> _Problem statement_
Give again the material starting at the line that contains "left-menu-item[interactable]: 3D Subtitle" and ending at the line that contains "menu-item-label: Capture [98, 354, 237, 368]", with "Options" swapped for "Settings" and everything else left as it is.
----
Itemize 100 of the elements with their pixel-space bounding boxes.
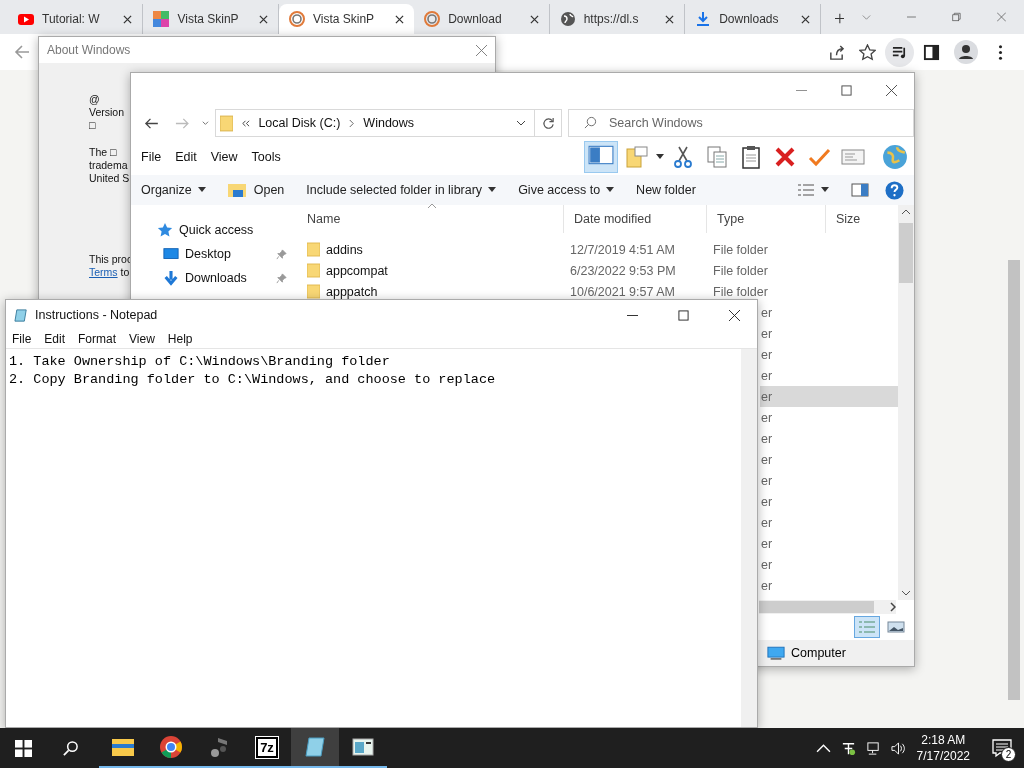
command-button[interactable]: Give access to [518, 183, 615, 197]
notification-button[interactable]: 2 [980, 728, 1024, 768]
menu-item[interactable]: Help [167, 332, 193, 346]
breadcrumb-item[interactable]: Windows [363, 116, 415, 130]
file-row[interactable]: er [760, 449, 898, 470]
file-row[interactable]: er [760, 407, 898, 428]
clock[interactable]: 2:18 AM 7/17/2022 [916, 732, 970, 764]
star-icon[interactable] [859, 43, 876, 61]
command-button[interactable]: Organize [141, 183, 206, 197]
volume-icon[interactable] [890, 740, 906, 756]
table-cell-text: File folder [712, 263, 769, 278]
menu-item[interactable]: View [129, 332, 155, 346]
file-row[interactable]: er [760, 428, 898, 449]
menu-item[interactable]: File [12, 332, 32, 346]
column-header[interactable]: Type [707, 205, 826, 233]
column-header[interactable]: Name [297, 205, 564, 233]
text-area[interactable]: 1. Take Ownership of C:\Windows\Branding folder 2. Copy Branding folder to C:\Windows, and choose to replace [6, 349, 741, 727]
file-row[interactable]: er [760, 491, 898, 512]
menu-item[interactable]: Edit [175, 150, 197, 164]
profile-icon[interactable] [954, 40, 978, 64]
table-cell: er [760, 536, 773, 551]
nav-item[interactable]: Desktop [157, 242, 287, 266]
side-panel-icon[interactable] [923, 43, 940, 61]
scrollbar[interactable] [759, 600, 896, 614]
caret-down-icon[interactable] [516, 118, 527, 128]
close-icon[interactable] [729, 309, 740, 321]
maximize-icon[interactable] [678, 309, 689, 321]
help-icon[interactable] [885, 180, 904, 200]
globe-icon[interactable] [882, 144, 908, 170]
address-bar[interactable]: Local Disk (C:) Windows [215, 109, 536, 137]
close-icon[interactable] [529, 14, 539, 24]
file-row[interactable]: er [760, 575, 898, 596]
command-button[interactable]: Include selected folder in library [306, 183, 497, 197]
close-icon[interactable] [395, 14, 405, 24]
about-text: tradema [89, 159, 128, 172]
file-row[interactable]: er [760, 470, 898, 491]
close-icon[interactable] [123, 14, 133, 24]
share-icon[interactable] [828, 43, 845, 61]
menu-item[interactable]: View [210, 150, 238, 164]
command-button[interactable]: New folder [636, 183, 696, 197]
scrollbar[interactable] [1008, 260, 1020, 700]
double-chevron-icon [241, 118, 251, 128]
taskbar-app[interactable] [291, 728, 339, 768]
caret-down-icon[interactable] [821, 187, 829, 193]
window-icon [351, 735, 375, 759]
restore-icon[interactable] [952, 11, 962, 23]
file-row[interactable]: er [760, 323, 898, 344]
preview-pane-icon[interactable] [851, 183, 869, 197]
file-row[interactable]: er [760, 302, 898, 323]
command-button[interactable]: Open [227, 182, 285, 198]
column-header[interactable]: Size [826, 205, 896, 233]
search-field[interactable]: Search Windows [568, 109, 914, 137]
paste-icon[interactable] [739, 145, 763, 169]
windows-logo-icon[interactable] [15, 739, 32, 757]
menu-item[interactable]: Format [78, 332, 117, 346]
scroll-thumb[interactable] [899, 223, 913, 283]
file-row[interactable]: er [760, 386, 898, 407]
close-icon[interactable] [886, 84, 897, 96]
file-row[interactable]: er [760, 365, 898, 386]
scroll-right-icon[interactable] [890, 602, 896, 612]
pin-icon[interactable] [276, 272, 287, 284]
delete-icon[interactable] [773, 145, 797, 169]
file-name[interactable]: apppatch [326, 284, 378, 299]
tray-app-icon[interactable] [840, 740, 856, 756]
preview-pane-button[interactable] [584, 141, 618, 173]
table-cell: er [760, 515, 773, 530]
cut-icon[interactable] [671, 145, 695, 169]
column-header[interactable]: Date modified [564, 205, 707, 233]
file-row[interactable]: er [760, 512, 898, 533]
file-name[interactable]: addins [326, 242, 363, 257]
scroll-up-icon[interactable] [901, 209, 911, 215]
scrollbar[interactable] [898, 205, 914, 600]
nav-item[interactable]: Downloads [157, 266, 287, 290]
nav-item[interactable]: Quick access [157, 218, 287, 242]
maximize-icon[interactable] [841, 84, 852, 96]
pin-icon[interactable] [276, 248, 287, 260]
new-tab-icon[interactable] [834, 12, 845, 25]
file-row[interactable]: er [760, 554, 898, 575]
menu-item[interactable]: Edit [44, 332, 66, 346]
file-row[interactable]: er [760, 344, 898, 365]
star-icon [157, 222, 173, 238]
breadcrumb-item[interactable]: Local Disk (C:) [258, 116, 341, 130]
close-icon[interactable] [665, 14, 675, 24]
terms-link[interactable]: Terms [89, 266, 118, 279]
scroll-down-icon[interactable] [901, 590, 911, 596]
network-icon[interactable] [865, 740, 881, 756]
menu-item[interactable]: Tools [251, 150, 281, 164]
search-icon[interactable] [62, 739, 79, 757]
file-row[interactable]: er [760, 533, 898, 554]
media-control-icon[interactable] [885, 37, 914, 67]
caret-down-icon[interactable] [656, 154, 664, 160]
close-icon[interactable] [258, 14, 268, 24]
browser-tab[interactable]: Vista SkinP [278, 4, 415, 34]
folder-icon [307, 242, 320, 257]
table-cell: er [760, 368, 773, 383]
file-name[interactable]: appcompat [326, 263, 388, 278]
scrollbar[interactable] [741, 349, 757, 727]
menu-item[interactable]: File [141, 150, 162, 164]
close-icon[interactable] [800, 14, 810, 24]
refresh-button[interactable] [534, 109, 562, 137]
----
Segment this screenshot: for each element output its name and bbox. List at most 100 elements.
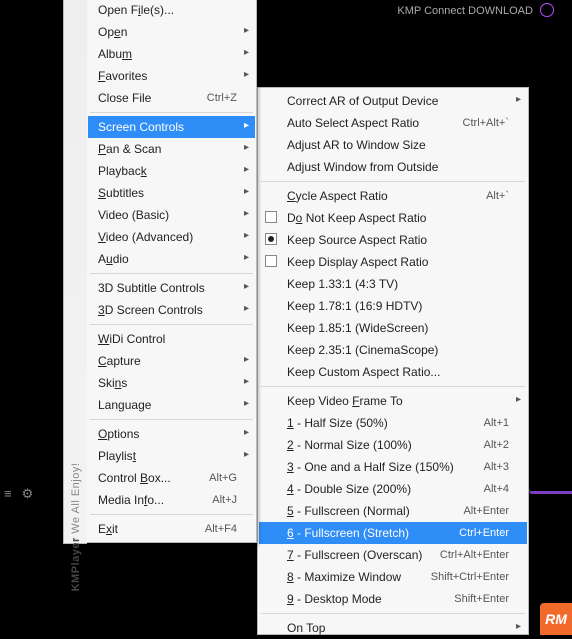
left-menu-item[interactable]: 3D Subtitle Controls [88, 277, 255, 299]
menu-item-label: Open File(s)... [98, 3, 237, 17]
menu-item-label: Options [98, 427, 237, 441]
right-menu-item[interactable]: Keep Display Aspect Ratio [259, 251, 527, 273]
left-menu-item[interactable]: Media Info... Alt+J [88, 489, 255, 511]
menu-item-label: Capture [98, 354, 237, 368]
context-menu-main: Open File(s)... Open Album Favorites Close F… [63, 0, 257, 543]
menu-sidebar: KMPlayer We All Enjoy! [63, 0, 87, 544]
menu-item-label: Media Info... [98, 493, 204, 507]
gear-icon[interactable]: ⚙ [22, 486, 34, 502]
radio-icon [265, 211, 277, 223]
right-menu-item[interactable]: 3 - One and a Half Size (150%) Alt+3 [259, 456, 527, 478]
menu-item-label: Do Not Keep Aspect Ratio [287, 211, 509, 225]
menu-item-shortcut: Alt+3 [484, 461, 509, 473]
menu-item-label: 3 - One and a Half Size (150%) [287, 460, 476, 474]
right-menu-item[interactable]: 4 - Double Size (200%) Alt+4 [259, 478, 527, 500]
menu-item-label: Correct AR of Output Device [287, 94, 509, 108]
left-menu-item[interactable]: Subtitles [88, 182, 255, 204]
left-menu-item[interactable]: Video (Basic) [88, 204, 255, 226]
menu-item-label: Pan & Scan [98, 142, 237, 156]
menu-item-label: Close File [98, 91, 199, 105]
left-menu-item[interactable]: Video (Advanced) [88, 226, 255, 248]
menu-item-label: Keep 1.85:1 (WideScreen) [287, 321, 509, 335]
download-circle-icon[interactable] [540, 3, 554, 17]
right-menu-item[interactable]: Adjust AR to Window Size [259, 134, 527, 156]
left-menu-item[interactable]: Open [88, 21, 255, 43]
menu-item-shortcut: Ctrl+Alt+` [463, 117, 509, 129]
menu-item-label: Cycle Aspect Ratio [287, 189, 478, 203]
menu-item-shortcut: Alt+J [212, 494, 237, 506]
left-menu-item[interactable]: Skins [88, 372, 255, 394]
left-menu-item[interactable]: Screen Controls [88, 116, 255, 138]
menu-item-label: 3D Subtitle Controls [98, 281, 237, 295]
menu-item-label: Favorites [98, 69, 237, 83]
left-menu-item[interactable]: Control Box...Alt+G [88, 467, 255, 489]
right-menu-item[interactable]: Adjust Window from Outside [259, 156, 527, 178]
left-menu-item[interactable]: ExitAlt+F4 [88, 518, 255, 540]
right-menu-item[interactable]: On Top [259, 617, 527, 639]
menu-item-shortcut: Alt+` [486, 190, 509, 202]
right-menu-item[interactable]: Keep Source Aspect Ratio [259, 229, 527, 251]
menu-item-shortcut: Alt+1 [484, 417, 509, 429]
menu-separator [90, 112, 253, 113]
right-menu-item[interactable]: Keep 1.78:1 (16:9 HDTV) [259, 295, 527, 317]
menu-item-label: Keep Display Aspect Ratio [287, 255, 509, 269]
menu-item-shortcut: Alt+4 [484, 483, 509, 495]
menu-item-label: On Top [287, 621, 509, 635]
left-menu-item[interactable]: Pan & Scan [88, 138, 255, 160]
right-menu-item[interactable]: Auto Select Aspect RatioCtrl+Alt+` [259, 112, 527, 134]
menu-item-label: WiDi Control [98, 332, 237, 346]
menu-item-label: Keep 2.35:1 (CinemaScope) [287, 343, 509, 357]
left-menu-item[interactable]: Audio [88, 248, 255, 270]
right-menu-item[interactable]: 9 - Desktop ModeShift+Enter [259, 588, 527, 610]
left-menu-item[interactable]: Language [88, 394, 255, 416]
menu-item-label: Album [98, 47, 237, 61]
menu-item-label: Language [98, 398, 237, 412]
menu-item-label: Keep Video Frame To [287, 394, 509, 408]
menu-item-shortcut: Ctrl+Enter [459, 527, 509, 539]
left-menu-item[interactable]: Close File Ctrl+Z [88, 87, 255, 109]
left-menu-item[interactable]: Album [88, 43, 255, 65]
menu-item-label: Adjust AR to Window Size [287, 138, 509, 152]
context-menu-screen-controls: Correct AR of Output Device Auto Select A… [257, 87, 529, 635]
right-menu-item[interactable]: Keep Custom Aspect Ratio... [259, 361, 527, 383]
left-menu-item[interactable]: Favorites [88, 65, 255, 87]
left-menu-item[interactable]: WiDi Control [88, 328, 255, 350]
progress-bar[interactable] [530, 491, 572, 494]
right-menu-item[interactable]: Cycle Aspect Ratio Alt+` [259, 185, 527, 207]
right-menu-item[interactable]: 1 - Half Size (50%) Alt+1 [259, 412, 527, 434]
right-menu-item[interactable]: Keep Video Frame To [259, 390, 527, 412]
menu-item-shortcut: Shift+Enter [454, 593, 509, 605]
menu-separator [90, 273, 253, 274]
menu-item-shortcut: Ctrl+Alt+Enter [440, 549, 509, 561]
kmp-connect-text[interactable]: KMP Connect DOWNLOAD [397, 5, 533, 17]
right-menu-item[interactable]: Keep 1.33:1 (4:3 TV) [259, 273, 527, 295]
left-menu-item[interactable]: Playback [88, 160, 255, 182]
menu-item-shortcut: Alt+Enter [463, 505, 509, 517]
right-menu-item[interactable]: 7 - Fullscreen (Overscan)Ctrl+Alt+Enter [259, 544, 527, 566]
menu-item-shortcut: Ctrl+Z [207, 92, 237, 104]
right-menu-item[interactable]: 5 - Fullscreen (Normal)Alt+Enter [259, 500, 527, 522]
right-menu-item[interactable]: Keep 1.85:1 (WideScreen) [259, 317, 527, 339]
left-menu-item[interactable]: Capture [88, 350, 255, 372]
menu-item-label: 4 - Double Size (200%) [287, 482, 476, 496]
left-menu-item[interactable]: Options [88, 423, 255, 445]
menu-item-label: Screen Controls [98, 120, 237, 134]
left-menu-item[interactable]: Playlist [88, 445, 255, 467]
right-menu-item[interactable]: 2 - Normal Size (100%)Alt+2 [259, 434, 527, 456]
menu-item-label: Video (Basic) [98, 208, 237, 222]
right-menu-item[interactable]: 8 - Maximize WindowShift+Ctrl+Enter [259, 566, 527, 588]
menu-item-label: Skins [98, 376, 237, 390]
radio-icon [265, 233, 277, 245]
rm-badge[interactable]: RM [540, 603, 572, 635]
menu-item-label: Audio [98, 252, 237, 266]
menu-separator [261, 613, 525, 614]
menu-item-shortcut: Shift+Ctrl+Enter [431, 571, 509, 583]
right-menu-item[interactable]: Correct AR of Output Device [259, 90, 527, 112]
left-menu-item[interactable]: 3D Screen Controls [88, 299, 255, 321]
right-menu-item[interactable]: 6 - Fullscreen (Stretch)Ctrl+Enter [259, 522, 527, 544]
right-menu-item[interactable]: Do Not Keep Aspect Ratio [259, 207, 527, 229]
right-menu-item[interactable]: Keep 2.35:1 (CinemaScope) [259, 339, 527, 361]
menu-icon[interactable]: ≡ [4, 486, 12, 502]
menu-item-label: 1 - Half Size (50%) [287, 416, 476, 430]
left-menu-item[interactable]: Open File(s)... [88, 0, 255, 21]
----
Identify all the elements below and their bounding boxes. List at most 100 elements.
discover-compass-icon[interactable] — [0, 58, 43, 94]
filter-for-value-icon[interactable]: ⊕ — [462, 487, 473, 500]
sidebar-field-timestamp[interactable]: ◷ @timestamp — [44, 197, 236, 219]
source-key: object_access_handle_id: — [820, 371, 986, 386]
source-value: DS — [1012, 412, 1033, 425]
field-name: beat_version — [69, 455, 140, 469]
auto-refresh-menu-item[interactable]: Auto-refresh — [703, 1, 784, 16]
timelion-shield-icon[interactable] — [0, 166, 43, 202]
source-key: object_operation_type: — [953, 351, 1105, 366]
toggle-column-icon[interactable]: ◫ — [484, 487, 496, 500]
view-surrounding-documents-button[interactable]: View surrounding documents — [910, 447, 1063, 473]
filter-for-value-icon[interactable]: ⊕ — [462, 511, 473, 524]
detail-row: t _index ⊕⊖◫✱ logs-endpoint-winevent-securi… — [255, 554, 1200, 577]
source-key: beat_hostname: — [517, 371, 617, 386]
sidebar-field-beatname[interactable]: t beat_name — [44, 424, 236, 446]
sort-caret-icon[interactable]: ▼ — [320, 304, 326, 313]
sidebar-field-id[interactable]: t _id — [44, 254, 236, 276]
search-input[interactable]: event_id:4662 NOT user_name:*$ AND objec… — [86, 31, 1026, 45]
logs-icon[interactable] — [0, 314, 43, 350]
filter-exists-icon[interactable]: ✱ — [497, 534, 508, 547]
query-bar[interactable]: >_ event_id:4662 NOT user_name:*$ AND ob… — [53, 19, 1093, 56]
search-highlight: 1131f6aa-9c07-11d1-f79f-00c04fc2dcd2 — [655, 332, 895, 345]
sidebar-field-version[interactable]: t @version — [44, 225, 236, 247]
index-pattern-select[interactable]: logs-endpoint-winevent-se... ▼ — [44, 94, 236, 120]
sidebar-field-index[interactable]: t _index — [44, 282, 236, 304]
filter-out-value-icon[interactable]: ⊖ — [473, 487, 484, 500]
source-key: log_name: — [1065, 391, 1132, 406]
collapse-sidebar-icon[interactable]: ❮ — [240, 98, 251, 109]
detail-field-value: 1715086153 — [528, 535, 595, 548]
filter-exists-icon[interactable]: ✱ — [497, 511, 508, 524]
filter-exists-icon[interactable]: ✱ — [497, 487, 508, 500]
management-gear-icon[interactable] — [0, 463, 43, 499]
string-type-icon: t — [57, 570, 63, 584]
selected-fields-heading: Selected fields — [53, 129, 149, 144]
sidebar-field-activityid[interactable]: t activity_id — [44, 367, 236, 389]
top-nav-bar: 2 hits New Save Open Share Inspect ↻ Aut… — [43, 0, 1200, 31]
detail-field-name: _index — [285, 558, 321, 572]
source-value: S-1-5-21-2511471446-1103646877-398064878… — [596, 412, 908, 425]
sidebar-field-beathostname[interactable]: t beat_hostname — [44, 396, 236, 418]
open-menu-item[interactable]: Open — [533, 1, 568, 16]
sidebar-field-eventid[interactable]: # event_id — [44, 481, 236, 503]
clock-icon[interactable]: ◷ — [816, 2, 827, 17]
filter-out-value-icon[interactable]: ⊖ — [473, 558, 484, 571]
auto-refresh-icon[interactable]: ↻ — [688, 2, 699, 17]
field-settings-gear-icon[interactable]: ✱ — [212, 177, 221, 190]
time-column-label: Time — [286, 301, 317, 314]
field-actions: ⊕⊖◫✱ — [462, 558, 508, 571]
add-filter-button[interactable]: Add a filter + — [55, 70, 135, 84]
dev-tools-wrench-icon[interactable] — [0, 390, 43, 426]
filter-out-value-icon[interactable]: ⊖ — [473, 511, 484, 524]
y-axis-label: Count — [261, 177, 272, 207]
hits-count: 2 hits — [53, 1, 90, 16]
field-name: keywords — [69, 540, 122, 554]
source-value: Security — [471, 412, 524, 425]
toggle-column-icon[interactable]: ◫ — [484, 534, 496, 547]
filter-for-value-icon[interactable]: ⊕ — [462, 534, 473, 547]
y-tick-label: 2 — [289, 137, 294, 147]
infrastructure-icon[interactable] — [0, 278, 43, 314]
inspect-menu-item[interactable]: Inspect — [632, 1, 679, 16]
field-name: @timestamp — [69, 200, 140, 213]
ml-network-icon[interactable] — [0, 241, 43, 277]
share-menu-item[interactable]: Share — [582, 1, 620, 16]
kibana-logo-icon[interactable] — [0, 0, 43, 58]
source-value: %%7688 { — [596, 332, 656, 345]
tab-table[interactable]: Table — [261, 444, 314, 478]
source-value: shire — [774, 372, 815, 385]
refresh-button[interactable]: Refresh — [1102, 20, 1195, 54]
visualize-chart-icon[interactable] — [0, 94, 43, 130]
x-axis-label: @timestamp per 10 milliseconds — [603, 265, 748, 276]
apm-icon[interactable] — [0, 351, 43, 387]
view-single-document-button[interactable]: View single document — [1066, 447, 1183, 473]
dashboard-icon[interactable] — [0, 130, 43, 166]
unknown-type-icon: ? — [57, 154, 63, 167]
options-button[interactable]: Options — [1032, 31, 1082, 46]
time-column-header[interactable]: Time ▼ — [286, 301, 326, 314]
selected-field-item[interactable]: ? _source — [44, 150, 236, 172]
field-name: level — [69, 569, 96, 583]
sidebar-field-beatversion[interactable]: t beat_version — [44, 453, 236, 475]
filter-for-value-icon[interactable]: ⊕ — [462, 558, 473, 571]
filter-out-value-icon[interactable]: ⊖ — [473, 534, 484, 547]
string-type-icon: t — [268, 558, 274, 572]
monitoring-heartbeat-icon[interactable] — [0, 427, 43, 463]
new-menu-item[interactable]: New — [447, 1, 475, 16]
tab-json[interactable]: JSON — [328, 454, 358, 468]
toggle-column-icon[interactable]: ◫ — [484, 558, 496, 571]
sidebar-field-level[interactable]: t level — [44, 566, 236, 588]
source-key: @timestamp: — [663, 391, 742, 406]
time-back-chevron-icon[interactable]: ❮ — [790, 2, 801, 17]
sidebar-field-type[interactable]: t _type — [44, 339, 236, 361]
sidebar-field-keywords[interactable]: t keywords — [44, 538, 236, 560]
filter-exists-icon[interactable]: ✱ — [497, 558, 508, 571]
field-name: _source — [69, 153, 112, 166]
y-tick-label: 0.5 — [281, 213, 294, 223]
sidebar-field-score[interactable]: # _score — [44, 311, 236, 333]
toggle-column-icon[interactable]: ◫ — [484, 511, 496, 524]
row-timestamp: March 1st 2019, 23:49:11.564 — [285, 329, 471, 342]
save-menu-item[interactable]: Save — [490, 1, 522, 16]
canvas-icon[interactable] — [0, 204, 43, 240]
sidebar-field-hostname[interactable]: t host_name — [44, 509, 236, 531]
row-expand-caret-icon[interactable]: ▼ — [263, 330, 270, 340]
----
> _Exercise solution_
left-menu-item[interactable]: 3D Subtitle Controls [88, 277, 255, 299]
menu-item-label: Open File(s)... [98, 3, 237, 17]
menu-item-label: Settings [98, 427, 237, 441]
right-menu-item[interactable]: Keep Display Aspect Ratio [259, 251, 527, 273]
left-menu-item[interactable]: Media Info... Alt+J [88, 489, 255, 511]
menu-item-label: Capture [98, 354, 237, 368]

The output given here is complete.